** begin DATA FOR PROCESSING **

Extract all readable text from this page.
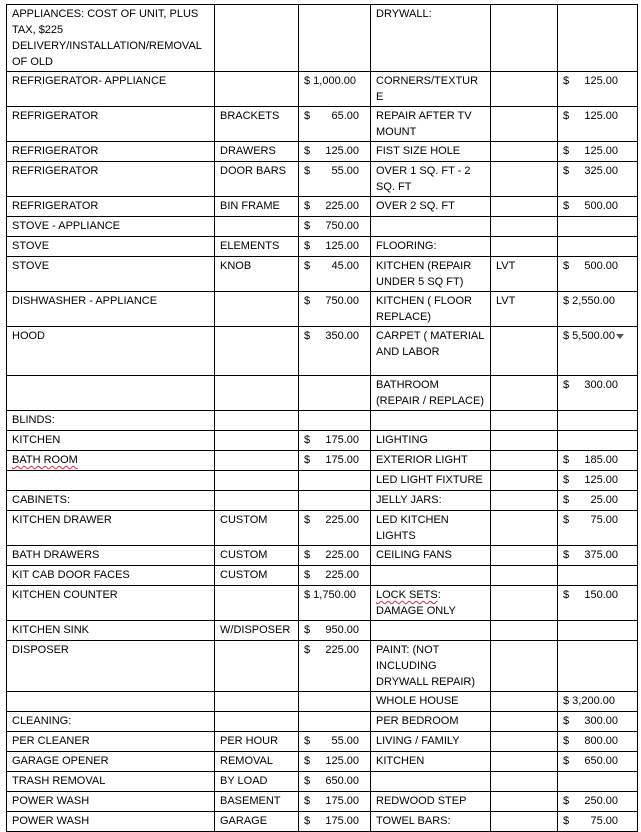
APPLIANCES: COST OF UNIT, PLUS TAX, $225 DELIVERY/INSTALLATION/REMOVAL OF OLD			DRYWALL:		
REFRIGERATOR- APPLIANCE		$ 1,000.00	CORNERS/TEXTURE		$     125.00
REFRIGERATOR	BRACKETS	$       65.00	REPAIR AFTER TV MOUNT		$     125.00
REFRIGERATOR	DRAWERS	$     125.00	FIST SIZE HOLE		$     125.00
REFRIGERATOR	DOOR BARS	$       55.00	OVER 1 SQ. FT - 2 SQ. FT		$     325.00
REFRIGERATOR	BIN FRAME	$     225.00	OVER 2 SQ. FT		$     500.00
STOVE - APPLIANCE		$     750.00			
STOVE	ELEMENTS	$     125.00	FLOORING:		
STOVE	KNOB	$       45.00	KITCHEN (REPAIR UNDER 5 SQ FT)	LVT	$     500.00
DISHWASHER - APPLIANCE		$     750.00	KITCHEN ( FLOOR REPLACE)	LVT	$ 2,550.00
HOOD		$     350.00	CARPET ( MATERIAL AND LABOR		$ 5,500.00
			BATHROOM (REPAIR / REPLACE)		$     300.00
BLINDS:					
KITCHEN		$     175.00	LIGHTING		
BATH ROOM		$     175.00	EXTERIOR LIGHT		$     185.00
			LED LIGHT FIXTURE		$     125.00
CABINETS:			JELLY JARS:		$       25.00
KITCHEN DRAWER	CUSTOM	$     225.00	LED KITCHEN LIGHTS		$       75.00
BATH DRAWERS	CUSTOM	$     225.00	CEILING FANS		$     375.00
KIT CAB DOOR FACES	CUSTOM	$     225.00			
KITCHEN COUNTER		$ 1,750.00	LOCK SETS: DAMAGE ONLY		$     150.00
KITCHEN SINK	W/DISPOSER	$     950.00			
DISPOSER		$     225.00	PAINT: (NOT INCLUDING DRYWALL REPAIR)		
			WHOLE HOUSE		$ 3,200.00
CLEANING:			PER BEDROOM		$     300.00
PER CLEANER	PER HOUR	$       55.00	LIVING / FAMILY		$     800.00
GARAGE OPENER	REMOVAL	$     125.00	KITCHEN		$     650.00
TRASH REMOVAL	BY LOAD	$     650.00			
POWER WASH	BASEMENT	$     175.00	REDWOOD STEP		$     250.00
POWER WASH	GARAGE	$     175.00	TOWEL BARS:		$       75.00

** end DATA FOR PROCESSING **

• [WHAT YOU HAVE TO DO]: Write out every line of the preceding listing that contains "STOVE".

• [WORKED ANSWER]:
STOVE - APPLIANCE		$     750.00			
STOVE	ELEMENTS	$     125.00	FLOORING:		
STOVE	KNOB	$       45.00	KITCHEN (REPAIR UNDER 5 SQ FT)	LVT	$     500.00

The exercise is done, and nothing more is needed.